→ Figure record listings:
-- start --

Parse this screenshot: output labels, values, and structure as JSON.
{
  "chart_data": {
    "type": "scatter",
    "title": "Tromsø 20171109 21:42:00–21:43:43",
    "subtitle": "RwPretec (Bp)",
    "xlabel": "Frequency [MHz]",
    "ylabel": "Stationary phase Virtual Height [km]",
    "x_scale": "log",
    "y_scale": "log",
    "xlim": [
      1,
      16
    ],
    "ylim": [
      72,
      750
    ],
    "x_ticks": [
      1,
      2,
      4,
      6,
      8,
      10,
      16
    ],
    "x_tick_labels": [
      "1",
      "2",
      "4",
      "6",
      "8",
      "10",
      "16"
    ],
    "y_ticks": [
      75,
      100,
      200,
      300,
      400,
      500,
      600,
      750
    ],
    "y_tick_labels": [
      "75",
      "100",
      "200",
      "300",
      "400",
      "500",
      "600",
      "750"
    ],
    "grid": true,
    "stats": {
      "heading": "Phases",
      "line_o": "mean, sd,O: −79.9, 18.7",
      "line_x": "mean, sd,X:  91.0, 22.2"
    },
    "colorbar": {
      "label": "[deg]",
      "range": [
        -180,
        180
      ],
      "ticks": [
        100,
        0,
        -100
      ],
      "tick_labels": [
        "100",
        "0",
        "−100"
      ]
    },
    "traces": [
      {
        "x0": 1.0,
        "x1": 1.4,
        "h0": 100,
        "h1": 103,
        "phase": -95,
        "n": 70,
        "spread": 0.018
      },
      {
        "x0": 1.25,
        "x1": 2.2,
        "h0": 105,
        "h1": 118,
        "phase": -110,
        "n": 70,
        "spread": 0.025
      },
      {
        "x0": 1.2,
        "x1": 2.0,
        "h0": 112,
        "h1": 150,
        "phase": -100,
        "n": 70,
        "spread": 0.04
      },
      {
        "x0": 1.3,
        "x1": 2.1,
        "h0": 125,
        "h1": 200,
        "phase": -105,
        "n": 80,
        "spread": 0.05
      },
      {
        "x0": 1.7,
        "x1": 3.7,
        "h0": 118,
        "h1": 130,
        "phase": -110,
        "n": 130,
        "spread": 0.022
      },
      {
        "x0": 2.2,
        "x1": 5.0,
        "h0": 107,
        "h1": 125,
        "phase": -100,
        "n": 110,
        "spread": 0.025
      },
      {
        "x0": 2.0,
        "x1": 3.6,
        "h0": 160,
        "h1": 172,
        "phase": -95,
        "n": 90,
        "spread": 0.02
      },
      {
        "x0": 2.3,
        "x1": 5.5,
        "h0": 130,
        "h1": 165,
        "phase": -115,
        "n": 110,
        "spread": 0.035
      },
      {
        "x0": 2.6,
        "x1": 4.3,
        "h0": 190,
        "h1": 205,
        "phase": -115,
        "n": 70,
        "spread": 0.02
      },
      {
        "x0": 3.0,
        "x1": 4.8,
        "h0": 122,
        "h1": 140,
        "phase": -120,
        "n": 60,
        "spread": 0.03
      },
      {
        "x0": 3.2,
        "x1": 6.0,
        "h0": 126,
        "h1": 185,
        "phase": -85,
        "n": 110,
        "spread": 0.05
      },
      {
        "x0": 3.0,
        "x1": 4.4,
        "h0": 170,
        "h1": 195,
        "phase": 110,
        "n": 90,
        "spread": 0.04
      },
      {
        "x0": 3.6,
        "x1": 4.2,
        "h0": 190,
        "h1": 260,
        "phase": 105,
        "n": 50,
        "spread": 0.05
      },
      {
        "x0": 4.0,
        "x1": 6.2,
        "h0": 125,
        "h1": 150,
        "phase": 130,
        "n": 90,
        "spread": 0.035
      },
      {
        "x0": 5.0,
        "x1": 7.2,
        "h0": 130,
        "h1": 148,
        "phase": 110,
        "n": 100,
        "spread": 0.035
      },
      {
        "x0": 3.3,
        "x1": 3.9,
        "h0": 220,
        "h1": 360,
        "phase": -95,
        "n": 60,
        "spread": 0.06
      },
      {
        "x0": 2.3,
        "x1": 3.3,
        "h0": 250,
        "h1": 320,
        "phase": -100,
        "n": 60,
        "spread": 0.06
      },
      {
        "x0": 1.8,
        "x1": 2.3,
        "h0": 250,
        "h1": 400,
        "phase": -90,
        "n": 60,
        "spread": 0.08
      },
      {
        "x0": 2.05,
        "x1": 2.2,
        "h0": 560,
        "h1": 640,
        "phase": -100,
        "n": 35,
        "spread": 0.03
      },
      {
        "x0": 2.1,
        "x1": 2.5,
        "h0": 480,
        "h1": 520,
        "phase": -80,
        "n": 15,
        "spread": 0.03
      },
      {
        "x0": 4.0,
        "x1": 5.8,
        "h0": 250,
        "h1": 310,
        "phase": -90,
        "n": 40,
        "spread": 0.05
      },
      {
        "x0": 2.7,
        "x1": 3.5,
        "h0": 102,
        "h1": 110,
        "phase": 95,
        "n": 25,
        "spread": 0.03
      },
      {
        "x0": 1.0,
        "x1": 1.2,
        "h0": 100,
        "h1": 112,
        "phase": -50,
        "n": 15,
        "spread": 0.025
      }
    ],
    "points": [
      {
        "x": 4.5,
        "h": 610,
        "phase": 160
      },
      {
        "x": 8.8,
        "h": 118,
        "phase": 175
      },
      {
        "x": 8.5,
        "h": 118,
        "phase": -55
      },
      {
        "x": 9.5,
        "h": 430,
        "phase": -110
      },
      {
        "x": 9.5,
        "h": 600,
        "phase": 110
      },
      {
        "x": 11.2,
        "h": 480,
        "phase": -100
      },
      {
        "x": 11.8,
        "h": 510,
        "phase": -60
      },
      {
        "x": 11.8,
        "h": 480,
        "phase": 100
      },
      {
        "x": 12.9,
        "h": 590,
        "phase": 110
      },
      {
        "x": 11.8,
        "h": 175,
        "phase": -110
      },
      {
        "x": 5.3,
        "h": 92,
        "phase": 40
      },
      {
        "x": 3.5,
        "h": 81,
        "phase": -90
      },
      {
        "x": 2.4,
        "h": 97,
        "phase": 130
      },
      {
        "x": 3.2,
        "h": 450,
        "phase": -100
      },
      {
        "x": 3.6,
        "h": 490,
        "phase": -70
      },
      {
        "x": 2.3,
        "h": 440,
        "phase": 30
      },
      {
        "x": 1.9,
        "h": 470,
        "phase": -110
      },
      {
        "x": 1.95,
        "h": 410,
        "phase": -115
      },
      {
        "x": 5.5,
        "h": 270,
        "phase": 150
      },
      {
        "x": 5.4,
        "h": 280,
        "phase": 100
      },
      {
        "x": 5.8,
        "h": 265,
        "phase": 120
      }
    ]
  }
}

-- end --

→ Stated exercise:
From the entries above, return each line with the word "mean" in it.

→ Exercise response:
      "line_o": "mean, sd,O: −79.9, 18.7",
      "line_x": "mean, sd,X:  91.0, 22.2"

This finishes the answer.